- EXERCISE OBJECTIVE:
All lines holding the string "color" are to be shown.
━━━ ENTRIES PROVIDED ━━━
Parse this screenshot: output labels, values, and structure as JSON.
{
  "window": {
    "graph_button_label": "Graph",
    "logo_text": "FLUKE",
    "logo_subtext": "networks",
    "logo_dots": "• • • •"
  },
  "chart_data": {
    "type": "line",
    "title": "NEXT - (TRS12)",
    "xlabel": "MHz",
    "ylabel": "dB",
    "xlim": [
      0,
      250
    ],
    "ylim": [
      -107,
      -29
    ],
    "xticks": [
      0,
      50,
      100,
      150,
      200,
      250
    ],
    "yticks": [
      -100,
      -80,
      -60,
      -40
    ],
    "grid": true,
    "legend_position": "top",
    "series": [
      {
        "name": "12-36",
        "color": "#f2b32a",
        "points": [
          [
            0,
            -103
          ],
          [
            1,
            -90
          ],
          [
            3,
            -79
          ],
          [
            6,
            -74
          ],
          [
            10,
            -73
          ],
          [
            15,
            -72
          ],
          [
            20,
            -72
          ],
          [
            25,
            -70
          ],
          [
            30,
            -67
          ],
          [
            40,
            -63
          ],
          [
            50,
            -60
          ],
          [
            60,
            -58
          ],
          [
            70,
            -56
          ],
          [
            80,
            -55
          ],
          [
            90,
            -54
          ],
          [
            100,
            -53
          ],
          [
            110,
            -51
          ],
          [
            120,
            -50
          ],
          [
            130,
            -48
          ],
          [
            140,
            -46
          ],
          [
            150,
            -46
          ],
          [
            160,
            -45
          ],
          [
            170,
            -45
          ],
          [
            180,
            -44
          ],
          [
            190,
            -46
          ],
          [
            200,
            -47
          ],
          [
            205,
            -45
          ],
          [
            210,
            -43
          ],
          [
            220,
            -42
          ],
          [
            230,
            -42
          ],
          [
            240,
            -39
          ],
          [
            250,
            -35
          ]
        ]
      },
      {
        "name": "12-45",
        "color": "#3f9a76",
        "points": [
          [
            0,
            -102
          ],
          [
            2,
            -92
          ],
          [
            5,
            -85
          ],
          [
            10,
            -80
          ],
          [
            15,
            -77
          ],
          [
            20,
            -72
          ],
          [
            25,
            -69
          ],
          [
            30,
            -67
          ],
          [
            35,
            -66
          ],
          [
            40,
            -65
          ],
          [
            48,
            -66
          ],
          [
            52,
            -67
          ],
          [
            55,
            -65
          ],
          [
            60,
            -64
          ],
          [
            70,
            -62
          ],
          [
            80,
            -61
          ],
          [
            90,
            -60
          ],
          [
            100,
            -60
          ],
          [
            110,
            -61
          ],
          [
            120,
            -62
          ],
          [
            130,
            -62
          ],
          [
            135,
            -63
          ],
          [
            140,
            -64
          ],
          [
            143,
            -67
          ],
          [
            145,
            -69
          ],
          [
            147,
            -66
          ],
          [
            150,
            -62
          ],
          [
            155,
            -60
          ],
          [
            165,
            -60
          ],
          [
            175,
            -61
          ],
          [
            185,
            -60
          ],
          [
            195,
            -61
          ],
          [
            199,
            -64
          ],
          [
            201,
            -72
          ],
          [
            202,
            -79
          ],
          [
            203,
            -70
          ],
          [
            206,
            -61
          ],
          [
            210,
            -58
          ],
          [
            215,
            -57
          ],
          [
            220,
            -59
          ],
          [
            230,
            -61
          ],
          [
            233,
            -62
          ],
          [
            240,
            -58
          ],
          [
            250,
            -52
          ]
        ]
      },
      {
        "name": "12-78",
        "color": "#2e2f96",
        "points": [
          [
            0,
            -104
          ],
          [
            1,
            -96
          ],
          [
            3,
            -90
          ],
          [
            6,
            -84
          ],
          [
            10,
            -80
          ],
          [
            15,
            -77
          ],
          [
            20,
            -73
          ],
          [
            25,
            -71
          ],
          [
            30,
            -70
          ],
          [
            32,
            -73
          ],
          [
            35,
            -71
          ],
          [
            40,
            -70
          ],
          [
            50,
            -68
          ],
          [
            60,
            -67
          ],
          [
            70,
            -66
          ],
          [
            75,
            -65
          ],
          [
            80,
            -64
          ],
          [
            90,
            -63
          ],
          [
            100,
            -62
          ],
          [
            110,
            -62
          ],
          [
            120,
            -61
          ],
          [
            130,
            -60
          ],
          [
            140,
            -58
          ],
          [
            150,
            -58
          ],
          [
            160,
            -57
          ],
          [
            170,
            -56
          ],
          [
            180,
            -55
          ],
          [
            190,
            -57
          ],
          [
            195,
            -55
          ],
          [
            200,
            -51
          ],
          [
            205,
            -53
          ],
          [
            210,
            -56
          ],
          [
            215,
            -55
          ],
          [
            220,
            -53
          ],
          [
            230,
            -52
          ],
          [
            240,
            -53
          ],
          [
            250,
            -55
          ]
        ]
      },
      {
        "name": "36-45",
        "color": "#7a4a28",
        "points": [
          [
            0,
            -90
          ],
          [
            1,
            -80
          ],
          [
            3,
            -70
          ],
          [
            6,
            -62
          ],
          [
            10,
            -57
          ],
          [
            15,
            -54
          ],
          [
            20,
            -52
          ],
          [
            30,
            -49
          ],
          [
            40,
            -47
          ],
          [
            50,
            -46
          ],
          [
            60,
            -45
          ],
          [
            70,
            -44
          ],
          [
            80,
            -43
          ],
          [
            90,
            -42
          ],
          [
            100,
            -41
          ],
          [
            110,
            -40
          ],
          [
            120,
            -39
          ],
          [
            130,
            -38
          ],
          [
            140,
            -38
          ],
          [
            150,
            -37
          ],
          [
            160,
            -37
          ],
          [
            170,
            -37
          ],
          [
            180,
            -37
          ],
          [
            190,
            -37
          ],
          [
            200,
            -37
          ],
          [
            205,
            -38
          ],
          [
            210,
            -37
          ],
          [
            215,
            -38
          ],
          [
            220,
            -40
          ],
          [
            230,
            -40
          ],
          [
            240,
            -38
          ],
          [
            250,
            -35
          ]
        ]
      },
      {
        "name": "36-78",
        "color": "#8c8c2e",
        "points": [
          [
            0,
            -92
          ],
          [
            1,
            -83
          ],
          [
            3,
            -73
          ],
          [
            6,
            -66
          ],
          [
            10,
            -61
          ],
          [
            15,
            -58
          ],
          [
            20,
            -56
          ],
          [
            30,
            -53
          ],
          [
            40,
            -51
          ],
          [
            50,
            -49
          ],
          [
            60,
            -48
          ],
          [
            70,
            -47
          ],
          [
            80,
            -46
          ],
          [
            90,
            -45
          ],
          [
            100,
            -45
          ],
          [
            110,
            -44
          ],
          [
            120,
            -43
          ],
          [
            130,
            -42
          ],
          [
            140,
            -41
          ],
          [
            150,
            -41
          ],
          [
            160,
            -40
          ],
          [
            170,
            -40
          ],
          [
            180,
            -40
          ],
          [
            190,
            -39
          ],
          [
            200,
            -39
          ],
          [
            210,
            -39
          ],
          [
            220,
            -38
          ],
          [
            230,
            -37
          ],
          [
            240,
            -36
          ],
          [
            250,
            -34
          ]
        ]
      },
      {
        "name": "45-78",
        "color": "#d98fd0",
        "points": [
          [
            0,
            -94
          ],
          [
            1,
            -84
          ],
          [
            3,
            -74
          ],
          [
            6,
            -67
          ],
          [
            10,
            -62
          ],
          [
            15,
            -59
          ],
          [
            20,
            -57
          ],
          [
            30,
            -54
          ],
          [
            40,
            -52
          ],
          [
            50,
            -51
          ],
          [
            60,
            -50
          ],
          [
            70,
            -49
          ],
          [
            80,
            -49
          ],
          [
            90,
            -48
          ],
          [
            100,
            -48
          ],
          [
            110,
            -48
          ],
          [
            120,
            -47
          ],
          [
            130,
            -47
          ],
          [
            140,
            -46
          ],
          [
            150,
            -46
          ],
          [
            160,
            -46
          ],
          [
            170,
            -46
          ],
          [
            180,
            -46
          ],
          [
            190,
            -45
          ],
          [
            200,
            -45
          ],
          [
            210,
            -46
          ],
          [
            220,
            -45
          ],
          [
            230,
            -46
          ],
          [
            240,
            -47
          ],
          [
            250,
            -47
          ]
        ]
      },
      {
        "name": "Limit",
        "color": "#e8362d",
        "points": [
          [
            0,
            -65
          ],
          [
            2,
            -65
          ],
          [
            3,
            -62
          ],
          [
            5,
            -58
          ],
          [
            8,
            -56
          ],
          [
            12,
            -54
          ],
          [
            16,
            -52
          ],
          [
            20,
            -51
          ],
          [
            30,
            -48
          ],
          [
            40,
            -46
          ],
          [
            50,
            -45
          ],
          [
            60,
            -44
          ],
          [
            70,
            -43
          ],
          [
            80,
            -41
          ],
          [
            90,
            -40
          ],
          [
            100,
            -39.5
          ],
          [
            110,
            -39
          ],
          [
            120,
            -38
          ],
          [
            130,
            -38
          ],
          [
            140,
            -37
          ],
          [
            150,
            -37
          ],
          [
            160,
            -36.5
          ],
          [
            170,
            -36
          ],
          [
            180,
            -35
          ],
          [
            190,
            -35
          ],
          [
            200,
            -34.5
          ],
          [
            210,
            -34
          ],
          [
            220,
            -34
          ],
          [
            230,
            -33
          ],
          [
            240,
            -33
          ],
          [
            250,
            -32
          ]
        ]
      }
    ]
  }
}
━━━
- THE RESULT:
        "color": "#f2b32a",
        "color": "#3f9a76",
        "color": "#2e2f96",
        "color": "#7a4a28",
        "color": "#8c8c2e",
        "color": "#d98fd0",
        "color": "#e8362d",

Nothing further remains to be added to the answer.